» **Tasks to complete**
1. In the dELiA*s quarterly results release, what was total gross margin for the fourth quarter of fiscal 2011?
2. Pick up the dELiA*s quarterly results release after its last sentence and keep writing it.

» **Quoted text**
□ □ □ □ □
Walter Killough, Chief Executive Officer, commented, “Our fourth quarter marked the end of a transition period in merchandising for dELiA*s. Despite disappointing overall fourth quarter results, we were pleased with the sales and margin performance of product bought under our new merchandising strategy. The comparable store sales decline and the margin contraction in the quarter reflected weak sell-through on sweater and outerwear key items associated with our prior merchandising approach.

Since the start of January we are beginning to see customer acceptance and positive sales in all channels with our new merchandising strategy, which reflects shorter lead times and more frequent deliveries of new product, with the ability to chase business effectively. We are optimistic that this shift in strategy, among other key initiatives in real estate and the web, will position us to drive improved financial performance for the long term.”

Fiscal Fourth Quarter Results

Total revenue for the fourth quarter of fiscal 2011 decreased 2.0% to $65.6 million from $66.9 million in the fourth quarter of fiscal 2010. Revenue from the retail segment decreased 3.6% to $33.6 million, or 51.3% of total revenue. Revenue from the direct segment was flat at $32.0 million, or 48.7% of total revenue.

Total gross margin decreased to 32.3% in the fourth quarter of fiscal 2011, compared to 36.8% in the prior year quarter, predominantly reflecting reduced merchandise margins related to markdowns and the deleveraging of occupancy costs.

Selling, general and administrative (SG&A) expenses were $26.3 million, or 40.1% of sales, for the fourth quarter of fiscal 2011 compared to $26.2 million, or 39.1% of sales, in the fourth quarter of fiscal 2010. The increase in SG&A expenses as a percent of sales reflects the deleveraging of selling and overhead expenses.

Net loss for the fourth quarter of fiscal 2011 was $4.2 million, or $0.13 per diluted share, compared to net income for the fourth quarter of fiscal 2010 of $0.7 million, or $0.02 per diluted share. The net loss for the fourth quarter of fiscal 2011 included a gift card breakage benefit of $1.8 million, or $0.06 per diluted share, and store impairment charges of $0.5 million, or $0.02 per diluted share. The net income for the fourth quarter of fiscal 2010 included a gift card breakage benefit of $0.2 million, or $0.01 per diluted share.

The provision for income tax expense for the fourth quarter of fiscal 2011 was $72,000, or $0.00 per diluted share, compared to a benefit for income taxes of $2.1 million, or $0.07 per diluted share, for the prior year period.
□ □ □ □ □
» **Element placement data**
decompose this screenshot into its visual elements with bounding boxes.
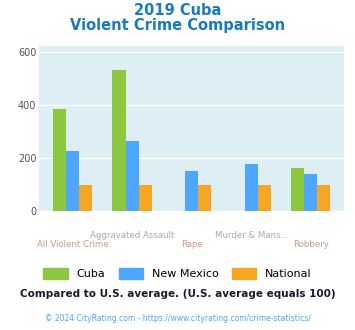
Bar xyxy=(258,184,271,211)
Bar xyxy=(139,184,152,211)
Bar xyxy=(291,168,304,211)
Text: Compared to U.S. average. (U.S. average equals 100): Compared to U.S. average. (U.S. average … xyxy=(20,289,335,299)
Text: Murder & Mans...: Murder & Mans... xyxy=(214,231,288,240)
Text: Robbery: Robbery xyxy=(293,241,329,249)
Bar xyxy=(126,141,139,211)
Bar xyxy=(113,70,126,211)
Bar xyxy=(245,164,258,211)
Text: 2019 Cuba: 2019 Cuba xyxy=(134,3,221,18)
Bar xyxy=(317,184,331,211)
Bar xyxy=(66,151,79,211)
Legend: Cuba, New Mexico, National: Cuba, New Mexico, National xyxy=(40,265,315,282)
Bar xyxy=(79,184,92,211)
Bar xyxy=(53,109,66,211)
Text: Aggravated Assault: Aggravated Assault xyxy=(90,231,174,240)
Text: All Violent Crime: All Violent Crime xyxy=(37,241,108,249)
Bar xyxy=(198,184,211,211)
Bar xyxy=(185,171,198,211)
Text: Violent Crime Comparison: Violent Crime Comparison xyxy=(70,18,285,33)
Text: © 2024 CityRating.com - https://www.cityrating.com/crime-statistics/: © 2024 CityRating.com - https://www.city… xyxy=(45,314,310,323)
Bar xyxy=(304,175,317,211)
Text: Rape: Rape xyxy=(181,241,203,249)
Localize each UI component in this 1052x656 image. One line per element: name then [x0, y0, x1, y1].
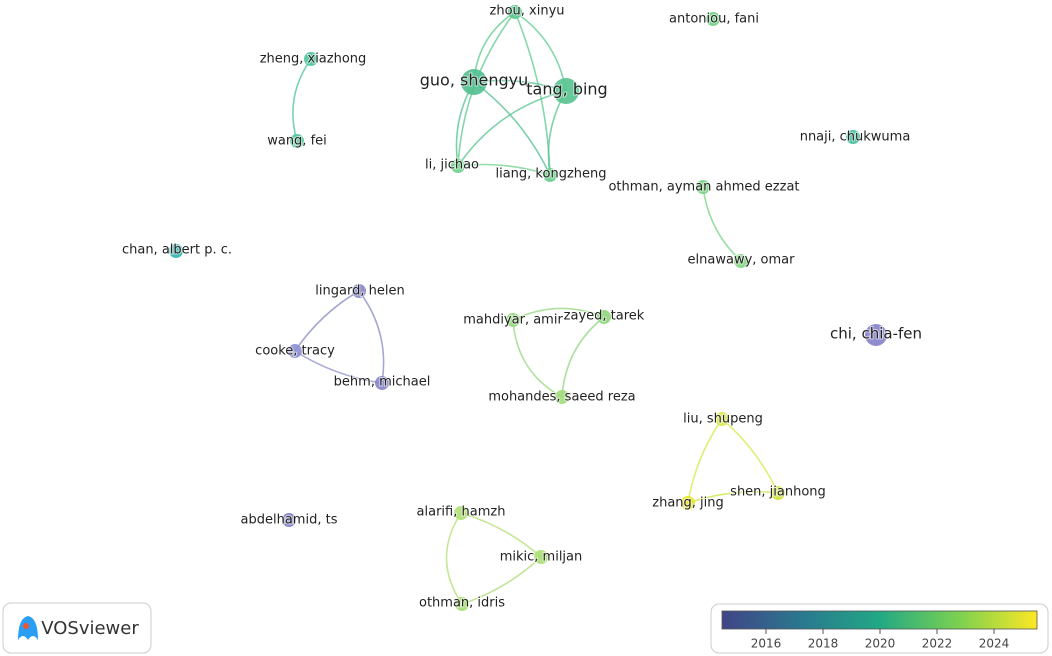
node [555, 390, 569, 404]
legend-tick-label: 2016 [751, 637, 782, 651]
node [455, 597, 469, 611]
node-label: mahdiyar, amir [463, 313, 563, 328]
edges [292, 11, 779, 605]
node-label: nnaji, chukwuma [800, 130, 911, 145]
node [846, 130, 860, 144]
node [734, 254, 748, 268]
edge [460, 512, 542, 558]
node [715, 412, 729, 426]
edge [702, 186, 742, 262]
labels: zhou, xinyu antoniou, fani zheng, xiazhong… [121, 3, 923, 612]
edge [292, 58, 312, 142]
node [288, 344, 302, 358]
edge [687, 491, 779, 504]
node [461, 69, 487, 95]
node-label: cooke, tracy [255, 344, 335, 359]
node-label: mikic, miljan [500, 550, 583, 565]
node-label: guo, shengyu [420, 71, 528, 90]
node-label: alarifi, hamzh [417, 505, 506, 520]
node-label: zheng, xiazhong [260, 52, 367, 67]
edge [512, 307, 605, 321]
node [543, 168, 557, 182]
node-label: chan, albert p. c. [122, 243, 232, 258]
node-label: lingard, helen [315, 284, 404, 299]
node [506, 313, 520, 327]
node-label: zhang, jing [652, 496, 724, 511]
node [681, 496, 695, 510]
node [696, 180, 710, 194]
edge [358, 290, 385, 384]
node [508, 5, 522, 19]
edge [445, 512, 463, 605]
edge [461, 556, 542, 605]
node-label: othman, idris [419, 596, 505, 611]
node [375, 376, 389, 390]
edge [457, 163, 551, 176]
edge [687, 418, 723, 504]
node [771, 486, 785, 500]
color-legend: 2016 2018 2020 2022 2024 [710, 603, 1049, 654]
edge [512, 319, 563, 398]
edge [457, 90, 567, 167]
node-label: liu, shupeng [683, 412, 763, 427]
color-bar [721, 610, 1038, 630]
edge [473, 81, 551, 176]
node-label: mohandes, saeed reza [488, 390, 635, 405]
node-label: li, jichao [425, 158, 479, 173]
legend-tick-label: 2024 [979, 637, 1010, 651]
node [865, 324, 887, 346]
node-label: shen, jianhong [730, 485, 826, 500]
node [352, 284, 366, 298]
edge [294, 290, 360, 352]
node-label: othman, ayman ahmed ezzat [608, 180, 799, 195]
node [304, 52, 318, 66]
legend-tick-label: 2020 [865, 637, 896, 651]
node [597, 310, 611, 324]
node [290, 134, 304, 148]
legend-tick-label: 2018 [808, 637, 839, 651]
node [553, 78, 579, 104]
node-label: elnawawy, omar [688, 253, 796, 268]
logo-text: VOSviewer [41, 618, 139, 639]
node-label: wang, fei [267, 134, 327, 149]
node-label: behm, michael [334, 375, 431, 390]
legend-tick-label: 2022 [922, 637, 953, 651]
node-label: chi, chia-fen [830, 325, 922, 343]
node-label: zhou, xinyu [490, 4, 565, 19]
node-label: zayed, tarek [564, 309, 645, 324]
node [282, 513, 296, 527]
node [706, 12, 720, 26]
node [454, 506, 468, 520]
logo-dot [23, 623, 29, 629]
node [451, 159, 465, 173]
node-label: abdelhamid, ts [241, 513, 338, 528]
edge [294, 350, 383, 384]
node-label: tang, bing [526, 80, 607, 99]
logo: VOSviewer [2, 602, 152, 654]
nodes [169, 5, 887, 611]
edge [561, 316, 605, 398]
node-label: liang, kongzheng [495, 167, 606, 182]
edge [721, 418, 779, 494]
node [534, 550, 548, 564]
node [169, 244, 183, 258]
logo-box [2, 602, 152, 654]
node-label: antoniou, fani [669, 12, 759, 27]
□ □ □ □ □
» **Responses**
1. 32.3%

2.
Results by Segment

Retail Segment Results

Total revenue for the retail segment for the fourth quarter of fiscal 2011 decreased 3.6% to $33.6 million from $34.9 million in the fourth quarter of fiscal 2010. Retail comparable store sales decreased 3.6% for the fourth quarter of fiscal 2011 compared to a decrease of 2.3% for the fourth quarter of fiscal 2010.

Gross margin for the retail segment, which includes distribution, occupancy and merchandising costs, was 20.5% for the fourth quarter of fiscal 2011 compared to 27.0% in the prior year period. The decrease in gross margin resulted primarily from lower merchandise margins and the deleveraging of occupancy costs.

SG&A expenses for the retail segment were $12.8 million, or 38.0% of sales, in the fourth quarter of fiscal 2011 compared to $12.8 million, or 36.7% of sales, in the prior year period. The increase in SG&A expenses as a percent of sales reflects the deleveraging of selling and overhead expenses.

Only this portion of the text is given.